*Data listing:*
--- --- ---
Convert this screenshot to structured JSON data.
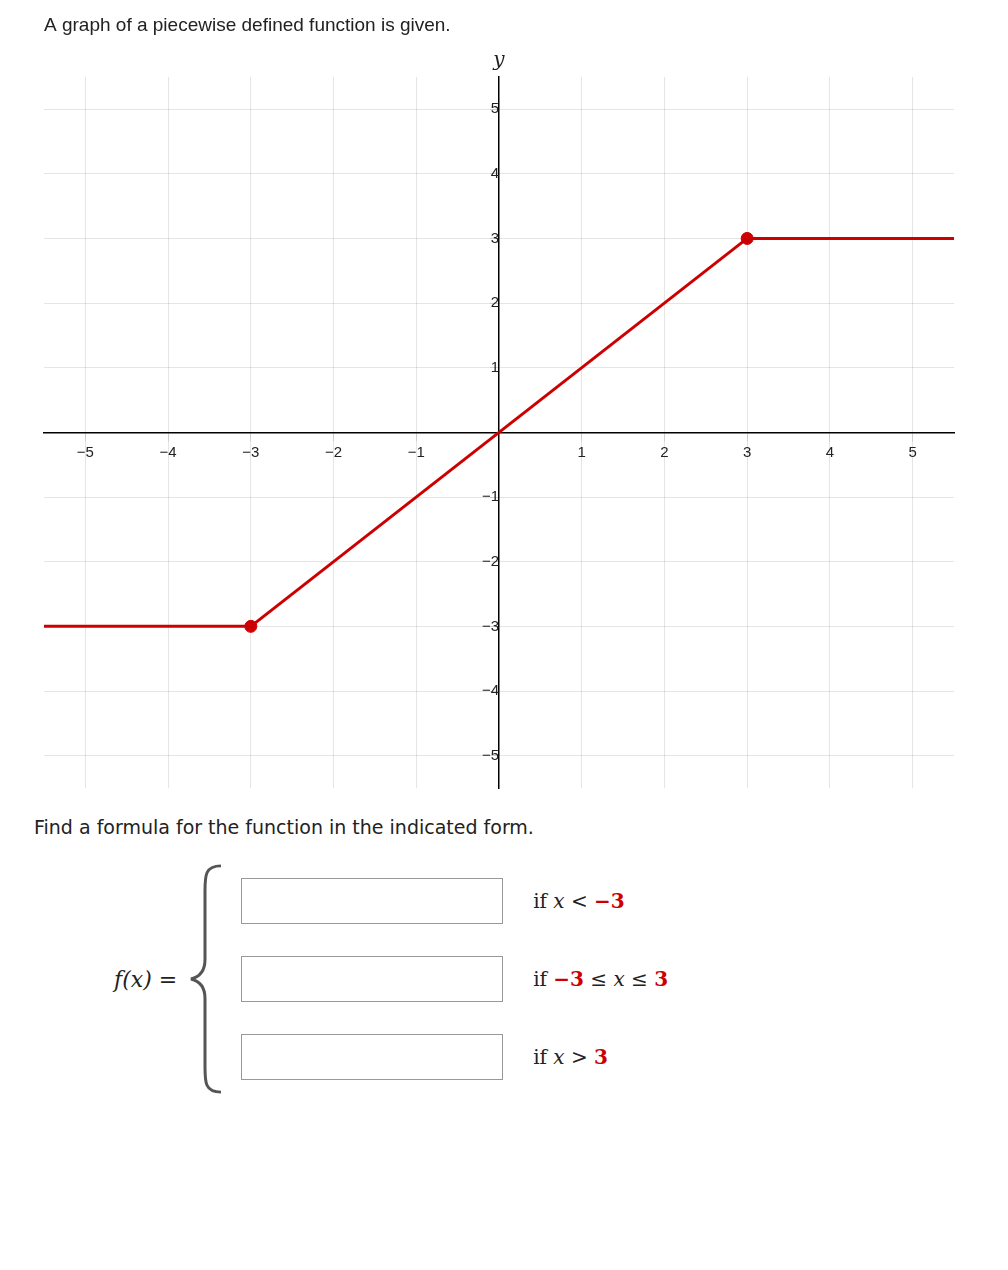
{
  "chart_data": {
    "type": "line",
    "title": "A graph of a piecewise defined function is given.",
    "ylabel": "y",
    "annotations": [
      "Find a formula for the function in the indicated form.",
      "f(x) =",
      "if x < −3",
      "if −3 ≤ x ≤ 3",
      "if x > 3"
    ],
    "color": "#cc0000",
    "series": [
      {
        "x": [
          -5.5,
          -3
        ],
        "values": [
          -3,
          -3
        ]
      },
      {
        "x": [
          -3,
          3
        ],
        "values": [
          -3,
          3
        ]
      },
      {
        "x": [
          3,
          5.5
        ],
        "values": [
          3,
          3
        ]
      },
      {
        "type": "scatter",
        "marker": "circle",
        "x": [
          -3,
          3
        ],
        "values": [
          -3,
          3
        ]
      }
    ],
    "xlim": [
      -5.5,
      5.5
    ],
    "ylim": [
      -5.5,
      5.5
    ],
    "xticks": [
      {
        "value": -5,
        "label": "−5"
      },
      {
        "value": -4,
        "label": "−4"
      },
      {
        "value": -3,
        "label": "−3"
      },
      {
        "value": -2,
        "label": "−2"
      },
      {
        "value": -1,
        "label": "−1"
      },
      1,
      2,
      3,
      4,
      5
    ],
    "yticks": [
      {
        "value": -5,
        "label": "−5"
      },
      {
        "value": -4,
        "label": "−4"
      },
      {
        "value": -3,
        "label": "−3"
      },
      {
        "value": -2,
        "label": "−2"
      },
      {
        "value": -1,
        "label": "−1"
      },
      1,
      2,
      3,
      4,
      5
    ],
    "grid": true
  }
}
--- --- ---
Gather all lines where the word "function" appears.

    "title": "A graph of a piecewise defined function is given.",
      "Find a formula for the function in the indicated form.",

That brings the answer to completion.